• [GIVEN INSTRUCTION]:
Your answer should be one number: how many lines of the data include the string "quyidagi"?

=== EXTRACTED INFORMATION ===

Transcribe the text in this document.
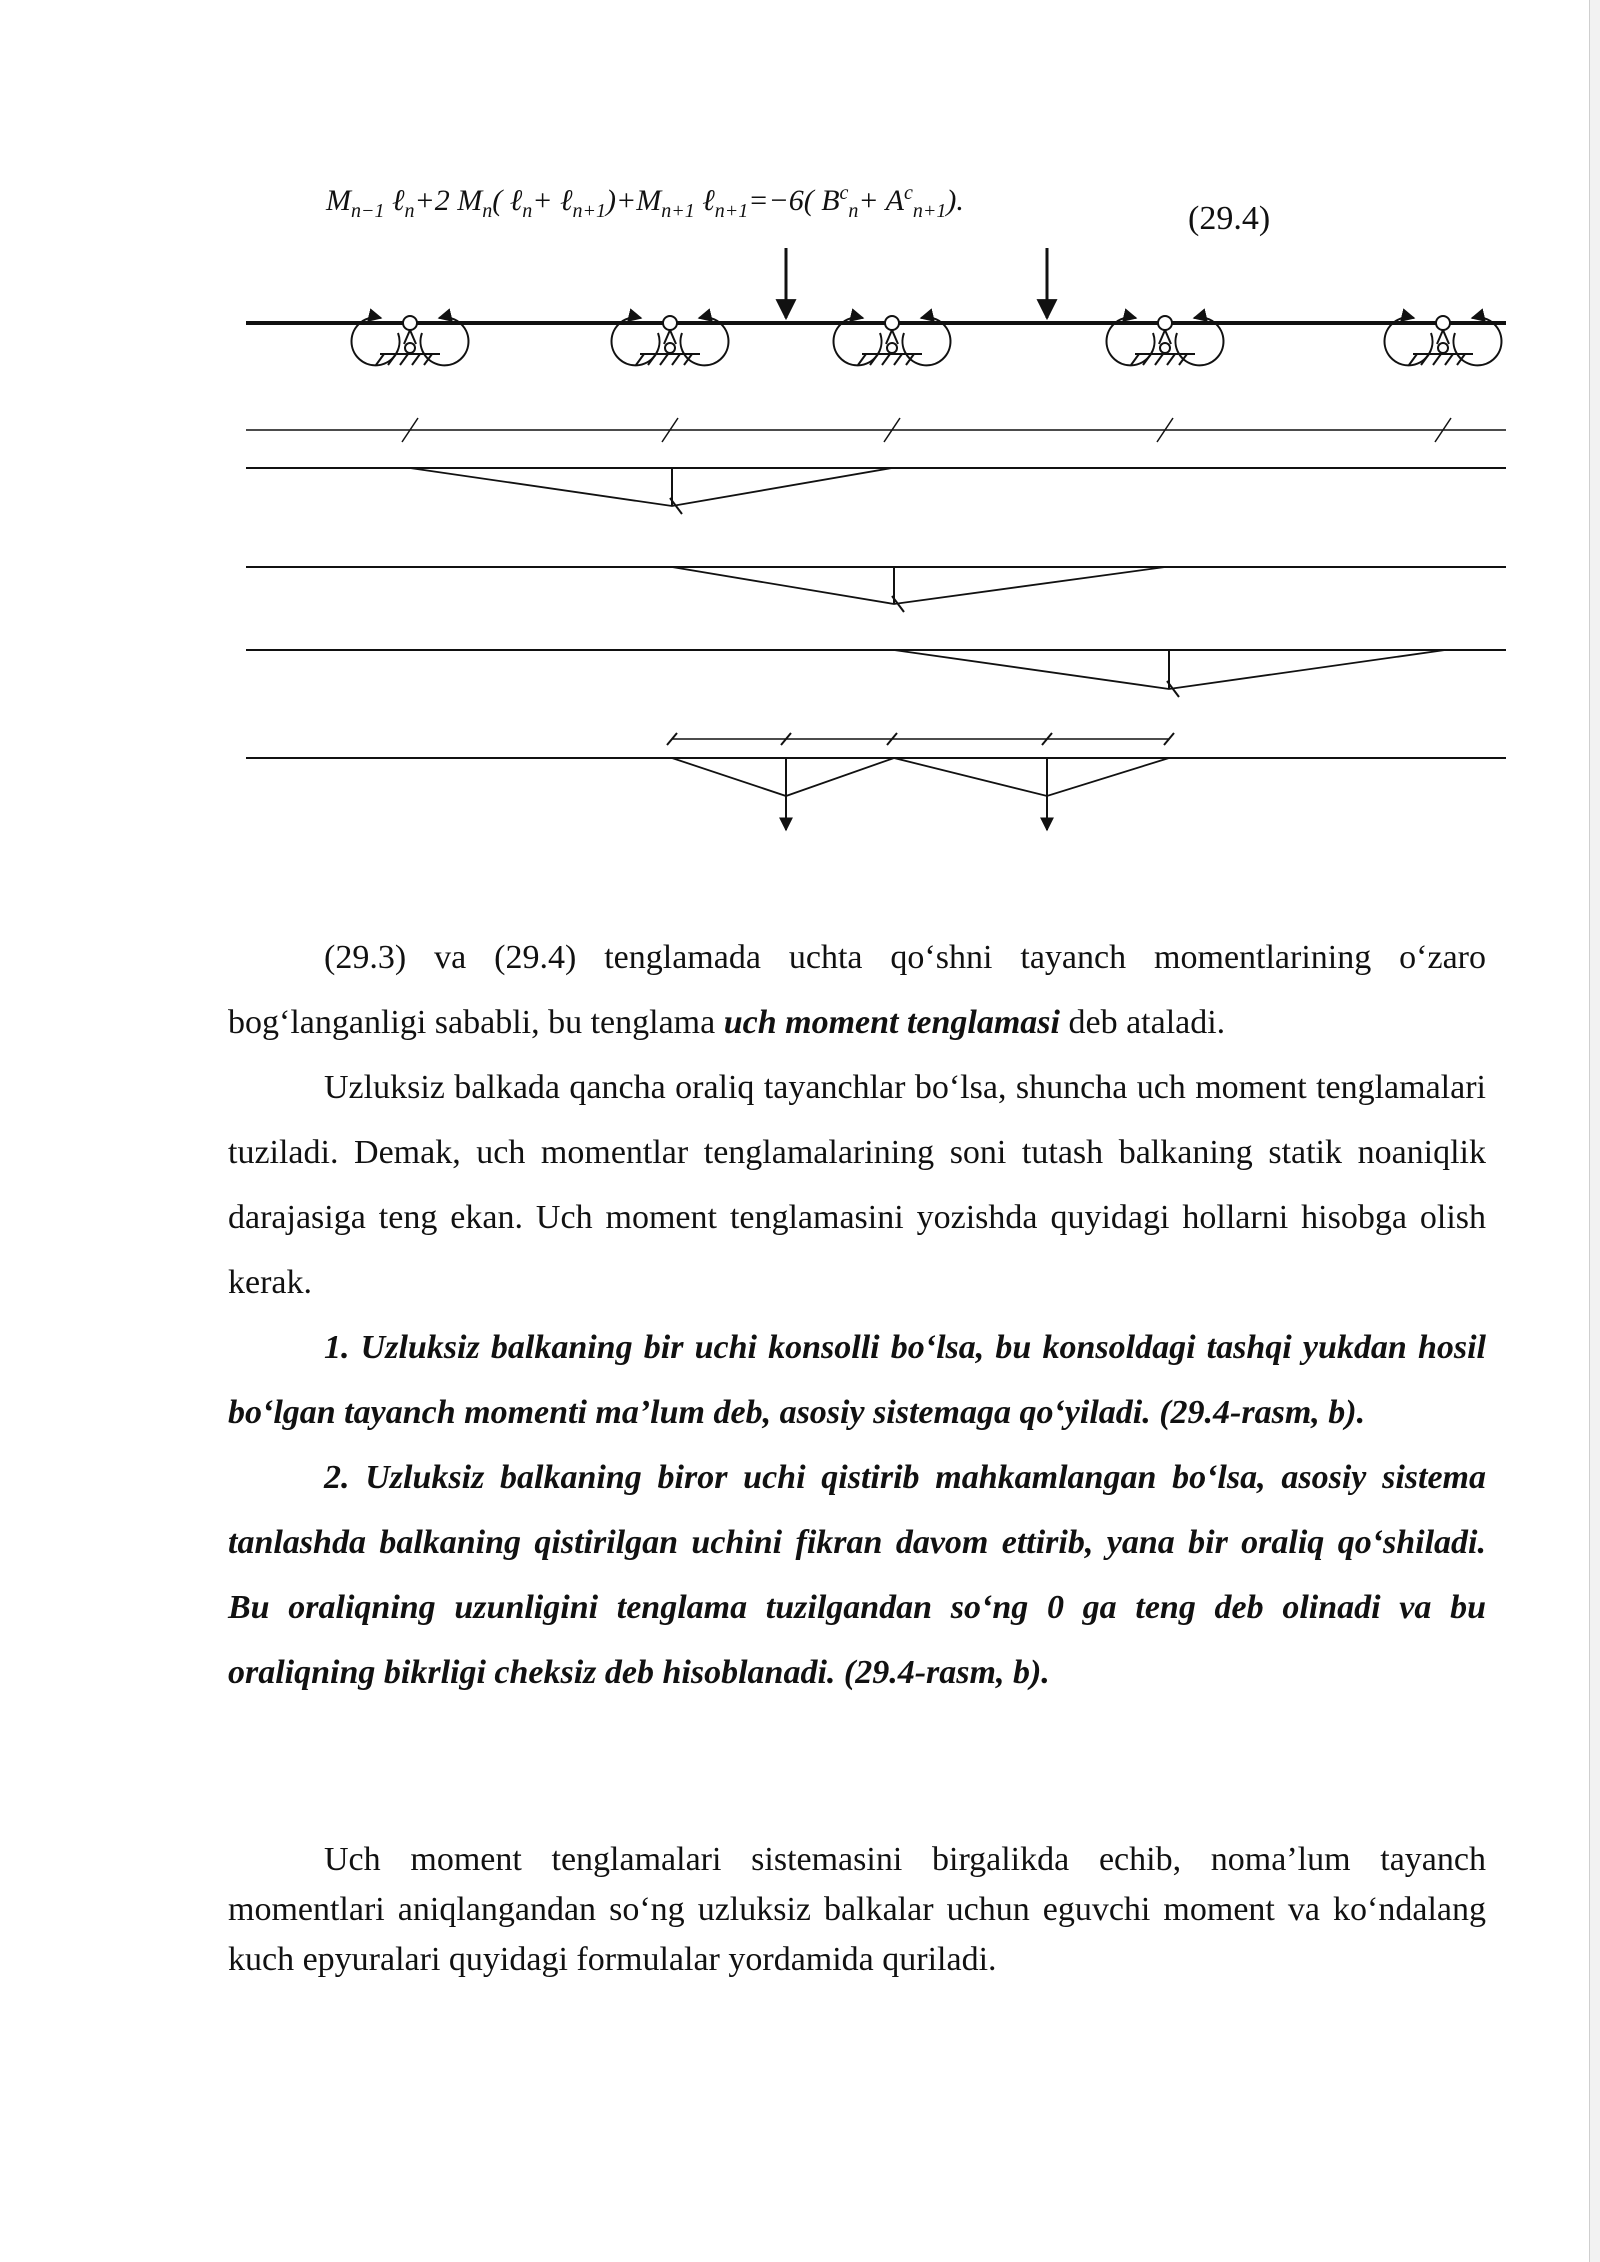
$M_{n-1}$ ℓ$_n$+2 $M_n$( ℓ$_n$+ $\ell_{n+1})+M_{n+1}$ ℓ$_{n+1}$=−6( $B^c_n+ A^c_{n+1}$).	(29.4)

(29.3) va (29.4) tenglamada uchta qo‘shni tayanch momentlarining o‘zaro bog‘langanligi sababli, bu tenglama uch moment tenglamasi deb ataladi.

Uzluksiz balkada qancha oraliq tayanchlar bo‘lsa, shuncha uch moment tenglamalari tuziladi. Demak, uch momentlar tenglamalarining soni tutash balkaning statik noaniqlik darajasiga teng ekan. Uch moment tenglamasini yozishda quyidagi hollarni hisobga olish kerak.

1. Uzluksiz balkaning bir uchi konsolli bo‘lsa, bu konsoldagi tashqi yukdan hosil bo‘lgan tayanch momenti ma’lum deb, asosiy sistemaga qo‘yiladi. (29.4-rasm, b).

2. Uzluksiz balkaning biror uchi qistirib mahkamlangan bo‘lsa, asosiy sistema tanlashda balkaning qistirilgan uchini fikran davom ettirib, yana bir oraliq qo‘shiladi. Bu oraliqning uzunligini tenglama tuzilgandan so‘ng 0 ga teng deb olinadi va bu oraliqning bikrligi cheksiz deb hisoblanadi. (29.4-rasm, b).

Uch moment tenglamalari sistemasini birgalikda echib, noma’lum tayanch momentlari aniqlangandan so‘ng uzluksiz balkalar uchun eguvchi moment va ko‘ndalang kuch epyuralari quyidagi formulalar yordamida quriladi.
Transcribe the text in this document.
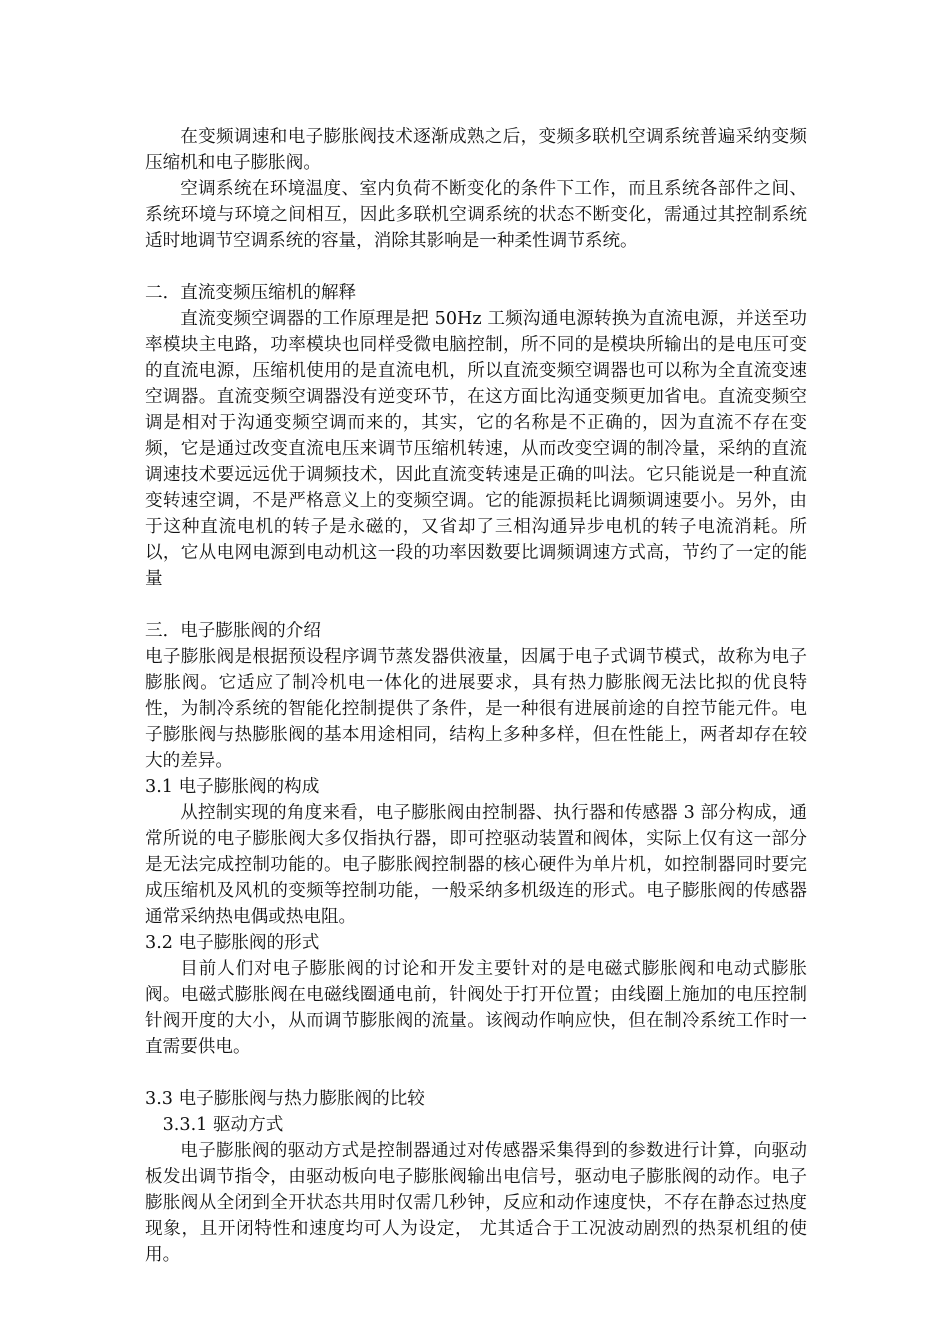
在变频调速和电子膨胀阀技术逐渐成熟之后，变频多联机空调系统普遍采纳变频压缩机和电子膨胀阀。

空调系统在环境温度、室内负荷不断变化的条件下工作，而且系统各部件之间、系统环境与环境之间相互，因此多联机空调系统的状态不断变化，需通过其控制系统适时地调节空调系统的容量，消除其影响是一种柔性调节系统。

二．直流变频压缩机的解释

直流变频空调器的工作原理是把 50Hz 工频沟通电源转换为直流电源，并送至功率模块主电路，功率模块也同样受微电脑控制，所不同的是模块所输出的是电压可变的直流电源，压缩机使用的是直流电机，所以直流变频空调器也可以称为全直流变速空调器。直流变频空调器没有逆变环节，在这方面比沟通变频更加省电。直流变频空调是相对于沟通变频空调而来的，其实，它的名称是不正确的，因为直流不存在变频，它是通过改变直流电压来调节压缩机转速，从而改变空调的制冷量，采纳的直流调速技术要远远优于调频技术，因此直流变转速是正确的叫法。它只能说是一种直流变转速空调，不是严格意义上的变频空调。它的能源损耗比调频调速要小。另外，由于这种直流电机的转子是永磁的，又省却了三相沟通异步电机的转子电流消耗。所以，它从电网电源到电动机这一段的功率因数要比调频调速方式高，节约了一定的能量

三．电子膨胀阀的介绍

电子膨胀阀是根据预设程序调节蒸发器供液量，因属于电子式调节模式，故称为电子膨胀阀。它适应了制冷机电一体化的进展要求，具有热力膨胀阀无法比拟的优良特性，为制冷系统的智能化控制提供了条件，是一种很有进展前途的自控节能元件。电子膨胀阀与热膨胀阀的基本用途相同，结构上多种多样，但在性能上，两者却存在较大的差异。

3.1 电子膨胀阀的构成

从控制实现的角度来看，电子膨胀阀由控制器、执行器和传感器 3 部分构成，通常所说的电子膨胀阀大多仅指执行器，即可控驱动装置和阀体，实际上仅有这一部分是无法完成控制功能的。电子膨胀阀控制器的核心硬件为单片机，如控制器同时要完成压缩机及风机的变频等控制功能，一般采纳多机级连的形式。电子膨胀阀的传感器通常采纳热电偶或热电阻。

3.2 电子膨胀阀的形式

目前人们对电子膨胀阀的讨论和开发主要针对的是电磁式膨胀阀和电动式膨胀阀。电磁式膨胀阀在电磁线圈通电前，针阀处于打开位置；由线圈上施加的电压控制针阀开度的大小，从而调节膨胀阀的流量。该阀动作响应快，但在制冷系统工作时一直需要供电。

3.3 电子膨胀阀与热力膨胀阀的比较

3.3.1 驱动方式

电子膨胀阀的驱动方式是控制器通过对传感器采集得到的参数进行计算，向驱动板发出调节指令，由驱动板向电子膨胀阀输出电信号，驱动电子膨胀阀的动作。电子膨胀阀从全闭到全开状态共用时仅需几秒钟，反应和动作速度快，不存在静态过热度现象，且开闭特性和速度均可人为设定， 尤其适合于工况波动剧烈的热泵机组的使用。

===

• [SOLUTION FOR THIS EXERCISE]:
2